Provided data —
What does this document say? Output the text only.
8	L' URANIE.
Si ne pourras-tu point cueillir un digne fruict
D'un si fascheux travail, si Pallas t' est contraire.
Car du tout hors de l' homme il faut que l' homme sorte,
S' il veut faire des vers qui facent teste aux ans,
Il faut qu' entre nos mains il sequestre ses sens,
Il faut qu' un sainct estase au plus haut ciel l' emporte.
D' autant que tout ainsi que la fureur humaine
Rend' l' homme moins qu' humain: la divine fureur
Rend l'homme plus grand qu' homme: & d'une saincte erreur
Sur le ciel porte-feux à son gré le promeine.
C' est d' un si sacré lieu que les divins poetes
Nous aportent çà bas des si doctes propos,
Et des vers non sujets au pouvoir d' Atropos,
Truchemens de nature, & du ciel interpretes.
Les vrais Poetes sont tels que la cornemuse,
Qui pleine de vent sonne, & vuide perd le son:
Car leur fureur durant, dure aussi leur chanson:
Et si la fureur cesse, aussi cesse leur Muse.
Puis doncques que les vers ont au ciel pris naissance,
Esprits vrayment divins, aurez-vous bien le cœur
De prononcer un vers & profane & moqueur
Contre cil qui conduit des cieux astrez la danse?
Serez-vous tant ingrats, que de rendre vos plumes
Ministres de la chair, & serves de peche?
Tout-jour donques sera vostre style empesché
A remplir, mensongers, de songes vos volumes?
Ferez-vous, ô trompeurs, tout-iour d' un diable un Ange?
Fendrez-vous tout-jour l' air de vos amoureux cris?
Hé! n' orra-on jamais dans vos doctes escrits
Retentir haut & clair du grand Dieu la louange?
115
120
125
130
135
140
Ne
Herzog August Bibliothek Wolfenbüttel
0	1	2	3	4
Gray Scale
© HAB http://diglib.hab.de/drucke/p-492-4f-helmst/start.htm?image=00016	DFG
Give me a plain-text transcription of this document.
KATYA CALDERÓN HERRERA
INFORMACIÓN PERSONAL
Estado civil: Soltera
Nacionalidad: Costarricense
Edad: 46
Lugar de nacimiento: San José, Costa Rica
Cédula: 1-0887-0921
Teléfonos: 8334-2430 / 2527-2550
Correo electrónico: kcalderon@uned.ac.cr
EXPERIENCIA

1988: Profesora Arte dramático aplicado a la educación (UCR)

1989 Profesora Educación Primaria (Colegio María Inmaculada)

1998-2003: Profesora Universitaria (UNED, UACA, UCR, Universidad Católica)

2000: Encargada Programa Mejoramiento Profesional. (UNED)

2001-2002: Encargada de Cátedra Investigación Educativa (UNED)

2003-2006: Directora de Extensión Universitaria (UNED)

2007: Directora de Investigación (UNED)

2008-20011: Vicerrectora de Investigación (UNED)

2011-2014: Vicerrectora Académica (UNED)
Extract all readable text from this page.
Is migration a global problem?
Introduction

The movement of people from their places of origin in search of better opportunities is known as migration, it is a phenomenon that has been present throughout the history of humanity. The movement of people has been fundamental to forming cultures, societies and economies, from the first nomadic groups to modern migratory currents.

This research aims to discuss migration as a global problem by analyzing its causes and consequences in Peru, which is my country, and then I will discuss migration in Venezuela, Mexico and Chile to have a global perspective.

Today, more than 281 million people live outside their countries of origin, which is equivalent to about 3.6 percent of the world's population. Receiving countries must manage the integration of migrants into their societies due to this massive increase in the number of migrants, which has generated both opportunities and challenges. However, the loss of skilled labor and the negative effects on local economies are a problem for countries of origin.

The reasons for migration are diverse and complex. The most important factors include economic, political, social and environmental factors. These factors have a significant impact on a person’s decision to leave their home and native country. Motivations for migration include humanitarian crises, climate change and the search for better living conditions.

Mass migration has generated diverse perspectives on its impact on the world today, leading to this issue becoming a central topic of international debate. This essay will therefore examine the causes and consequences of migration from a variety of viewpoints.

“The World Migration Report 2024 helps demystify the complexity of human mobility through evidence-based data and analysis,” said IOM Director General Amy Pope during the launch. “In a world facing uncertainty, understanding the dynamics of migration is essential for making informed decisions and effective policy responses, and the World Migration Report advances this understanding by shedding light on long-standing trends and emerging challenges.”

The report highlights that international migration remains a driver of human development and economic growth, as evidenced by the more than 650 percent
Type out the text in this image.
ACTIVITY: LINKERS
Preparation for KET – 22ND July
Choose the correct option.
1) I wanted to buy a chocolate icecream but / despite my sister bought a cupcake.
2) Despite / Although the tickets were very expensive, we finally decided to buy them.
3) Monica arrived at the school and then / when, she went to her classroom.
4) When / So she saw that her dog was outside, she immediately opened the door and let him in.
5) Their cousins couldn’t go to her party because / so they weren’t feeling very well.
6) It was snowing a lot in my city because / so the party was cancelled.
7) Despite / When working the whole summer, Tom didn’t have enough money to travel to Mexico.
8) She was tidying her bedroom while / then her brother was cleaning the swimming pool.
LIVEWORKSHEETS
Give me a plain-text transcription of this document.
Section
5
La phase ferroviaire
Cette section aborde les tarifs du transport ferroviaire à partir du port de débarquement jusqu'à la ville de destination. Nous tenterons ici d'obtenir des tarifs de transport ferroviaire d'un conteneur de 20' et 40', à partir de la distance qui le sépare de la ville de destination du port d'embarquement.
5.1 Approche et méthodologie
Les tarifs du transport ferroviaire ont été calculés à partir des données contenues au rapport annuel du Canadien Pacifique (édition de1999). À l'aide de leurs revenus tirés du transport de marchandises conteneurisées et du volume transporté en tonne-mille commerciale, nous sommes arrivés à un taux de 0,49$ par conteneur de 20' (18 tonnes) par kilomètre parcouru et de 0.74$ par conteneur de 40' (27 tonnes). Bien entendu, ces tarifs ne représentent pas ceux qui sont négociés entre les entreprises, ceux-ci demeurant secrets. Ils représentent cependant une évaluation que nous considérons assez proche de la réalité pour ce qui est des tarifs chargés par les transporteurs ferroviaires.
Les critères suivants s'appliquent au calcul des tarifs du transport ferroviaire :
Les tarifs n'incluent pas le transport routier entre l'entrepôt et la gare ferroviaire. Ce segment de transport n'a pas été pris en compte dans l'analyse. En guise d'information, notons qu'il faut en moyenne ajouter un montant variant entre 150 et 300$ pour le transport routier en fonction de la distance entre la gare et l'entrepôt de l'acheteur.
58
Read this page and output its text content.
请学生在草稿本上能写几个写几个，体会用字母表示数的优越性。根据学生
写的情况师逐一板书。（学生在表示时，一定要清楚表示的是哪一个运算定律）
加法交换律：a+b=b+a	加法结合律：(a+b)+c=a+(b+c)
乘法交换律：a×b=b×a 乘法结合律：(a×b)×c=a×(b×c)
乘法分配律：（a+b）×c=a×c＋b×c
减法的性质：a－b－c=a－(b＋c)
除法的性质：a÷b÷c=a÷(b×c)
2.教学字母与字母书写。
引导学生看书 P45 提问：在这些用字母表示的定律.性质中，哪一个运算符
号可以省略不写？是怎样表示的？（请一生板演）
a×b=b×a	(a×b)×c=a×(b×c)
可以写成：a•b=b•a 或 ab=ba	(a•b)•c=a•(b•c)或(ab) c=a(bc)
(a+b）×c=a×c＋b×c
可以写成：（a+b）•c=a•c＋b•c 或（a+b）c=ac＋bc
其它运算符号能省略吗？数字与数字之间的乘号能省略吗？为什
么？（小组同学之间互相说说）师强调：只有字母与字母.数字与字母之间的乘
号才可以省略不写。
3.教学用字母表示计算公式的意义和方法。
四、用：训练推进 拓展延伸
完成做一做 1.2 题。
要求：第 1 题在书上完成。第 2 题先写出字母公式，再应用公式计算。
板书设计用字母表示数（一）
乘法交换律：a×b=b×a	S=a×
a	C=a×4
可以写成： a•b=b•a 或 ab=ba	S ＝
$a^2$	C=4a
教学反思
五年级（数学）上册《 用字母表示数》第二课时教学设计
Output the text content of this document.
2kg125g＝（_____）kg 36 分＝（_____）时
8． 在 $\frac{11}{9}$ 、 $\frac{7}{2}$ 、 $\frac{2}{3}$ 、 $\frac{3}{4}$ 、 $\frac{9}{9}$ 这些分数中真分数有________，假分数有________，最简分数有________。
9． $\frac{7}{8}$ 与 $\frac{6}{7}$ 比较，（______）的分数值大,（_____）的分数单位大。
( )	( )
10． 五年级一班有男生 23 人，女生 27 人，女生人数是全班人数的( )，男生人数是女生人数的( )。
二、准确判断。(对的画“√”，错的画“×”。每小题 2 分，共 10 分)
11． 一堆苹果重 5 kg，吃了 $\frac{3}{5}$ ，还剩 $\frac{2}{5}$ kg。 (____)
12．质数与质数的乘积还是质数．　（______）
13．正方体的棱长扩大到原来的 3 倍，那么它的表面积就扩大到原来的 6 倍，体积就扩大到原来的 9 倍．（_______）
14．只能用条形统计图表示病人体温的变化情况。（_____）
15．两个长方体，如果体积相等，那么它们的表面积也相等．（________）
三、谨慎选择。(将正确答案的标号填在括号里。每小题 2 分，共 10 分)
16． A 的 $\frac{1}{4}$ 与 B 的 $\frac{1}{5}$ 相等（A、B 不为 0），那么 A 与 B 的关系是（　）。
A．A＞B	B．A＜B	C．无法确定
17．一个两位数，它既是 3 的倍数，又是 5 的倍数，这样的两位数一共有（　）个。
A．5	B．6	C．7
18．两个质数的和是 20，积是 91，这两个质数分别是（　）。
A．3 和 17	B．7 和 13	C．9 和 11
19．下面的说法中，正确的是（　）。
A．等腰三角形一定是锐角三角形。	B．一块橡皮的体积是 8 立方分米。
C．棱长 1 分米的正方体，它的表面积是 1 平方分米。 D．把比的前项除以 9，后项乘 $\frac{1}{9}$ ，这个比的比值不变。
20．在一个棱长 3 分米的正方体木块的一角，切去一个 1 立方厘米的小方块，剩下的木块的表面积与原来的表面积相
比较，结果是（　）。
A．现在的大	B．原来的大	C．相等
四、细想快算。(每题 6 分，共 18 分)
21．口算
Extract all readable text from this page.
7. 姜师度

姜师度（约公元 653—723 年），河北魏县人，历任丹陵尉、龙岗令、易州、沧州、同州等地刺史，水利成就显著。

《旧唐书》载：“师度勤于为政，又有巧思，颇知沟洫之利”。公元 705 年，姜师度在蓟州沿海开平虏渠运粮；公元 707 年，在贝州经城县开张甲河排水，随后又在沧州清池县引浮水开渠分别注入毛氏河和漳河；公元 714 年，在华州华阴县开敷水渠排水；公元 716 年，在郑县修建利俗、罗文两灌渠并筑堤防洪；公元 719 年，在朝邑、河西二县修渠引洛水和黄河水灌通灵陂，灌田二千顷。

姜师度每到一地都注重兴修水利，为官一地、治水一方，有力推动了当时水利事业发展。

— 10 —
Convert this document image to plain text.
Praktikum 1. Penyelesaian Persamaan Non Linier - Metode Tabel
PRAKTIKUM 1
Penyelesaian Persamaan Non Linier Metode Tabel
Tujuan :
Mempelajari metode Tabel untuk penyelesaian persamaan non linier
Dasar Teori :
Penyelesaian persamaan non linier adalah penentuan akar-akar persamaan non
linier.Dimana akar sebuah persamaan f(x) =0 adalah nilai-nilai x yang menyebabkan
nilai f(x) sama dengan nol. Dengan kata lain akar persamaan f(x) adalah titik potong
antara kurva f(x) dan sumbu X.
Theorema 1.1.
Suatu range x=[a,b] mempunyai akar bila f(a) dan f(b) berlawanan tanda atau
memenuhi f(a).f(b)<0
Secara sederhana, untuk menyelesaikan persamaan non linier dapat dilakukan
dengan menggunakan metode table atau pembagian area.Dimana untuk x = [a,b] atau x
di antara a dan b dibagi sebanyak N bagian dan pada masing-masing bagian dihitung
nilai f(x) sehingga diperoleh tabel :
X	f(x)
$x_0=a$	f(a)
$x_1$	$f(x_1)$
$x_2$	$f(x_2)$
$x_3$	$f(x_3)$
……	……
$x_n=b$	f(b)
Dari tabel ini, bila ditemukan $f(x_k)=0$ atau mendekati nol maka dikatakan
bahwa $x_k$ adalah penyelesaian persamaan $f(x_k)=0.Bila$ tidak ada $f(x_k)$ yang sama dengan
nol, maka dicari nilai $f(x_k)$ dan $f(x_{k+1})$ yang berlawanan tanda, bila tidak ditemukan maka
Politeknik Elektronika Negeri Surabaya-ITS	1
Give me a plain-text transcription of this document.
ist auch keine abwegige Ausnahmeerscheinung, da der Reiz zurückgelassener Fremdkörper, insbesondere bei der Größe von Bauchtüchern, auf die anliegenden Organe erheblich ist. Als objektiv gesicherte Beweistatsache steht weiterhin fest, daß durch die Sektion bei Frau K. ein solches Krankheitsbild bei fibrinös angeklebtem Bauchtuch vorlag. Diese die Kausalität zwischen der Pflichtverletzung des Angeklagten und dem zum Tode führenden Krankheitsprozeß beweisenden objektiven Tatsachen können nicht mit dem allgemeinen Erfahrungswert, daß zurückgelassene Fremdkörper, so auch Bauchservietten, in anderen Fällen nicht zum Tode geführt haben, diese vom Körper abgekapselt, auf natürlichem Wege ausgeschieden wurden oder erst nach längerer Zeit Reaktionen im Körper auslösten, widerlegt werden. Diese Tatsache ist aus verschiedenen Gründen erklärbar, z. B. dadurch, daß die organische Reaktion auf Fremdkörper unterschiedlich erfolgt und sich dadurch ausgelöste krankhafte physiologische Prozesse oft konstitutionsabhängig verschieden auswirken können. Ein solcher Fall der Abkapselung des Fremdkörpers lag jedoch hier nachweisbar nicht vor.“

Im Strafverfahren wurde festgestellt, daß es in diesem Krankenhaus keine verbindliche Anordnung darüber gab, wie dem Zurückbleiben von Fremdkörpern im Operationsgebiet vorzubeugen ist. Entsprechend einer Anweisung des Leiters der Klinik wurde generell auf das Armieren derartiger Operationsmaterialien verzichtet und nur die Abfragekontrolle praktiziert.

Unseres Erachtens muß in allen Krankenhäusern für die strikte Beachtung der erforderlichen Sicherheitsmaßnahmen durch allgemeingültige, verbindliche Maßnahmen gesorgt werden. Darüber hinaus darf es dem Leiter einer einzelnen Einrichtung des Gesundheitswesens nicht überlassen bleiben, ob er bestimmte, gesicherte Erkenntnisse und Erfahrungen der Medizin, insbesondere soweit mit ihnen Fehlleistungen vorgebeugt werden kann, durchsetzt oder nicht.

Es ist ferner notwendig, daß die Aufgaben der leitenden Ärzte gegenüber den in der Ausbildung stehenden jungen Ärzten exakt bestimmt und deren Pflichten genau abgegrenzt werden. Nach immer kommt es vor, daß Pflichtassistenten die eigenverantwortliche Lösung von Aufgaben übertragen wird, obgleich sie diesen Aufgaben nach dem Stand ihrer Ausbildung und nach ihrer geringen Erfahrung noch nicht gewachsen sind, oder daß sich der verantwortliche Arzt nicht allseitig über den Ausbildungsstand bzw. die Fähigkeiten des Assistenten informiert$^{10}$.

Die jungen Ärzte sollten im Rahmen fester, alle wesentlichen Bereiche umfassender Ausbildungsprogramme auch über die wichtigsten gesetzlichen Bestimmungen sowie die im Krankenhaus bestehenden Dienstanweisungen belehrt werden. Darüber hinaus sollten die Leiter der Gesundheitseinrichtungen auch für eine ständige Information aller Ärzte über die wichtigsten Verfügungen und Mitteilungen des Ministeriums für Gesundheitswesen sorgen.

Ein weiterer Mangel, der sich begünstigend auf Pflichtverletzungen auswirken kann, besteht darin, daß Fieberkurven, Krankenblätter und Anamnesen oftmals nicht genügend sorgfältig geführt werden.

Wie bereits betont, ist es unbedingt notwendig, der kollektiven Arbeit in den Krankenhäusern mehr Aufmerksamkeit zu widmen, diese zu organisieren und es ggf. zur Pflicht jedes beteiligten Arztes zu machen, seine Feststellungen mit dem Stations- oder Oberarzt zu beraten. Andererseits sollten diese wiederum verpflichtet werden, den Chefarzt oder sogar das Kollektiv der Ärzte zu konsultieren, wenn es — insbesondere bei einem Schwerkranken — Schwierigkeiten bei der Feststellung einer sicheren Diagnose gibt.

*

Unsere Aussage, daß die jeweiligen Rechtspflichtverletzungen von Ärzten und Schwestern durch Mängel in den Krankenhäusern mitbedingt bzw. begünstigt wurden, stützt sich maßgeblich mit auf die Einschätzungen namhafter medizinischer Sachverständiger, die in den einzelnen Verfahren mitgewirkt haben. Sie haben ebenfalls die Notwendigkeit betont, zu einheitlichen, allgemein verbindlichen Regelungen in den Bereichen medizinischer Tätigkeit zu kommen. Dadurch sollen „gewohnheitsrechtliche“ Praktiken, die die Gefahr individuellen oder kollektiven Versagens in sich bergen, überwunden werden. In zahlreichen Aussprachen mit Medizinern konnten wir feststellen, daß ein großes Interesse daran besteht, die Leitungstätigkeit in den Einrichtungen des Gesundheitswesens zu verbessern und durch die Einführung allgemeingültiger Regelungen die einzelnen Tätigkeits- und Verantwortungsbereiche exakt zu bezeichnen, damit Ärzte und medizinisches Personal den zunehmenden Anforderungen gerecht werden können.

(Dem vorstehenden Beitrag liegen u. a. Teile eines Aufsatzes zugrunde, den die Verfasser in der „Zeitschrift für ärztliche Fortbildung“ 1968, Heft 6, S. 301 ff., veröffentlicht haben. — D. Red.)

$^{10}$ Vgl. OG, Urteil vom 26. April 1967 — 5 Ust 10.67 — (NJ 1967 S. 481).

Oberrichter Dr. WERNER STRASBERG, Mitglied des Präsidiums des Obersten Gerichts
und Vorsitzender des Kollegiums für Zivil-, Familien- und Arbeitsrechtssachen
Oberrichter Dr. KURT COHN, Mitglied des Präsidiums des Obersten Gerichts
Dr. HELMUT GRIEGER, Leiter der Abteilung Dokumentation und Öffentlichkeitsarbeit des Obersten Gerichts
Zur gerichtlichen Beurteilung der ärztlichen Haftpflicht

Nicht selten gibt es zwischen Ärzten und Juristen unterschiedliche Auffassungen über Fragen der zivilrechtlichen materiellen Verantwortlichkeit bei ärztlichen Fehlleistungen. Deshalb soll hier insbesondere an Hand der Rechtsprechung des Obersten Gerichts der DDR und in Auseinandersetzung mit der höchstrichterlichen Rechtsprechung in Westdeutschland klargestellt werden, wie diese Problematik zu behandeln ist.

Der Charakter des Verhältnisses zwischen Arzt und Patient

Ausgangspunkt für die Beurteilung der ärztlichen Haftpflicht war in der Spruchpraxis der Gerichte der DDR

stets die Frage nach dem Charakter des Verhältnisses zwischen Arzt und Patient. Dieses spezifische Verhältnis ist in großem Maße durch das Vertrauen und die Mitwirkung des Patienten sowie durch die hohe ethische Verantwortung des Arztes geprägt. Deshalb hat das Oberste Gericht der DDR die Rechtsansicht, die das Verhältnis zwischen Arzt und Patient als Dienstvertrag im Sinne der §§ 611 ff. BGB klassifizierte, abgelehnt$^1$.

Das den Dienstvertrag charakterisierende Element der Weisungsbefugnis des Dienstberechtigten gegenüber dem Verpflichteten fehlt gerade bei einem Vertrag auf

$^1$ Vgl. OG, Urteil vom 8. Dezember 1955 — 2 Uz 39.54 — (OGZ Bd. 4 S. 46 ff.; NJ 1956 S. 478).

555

Short problem —
From the listing above, find the number of lines with the word "nilai" in them. Answer with the number only.

Final answer —
4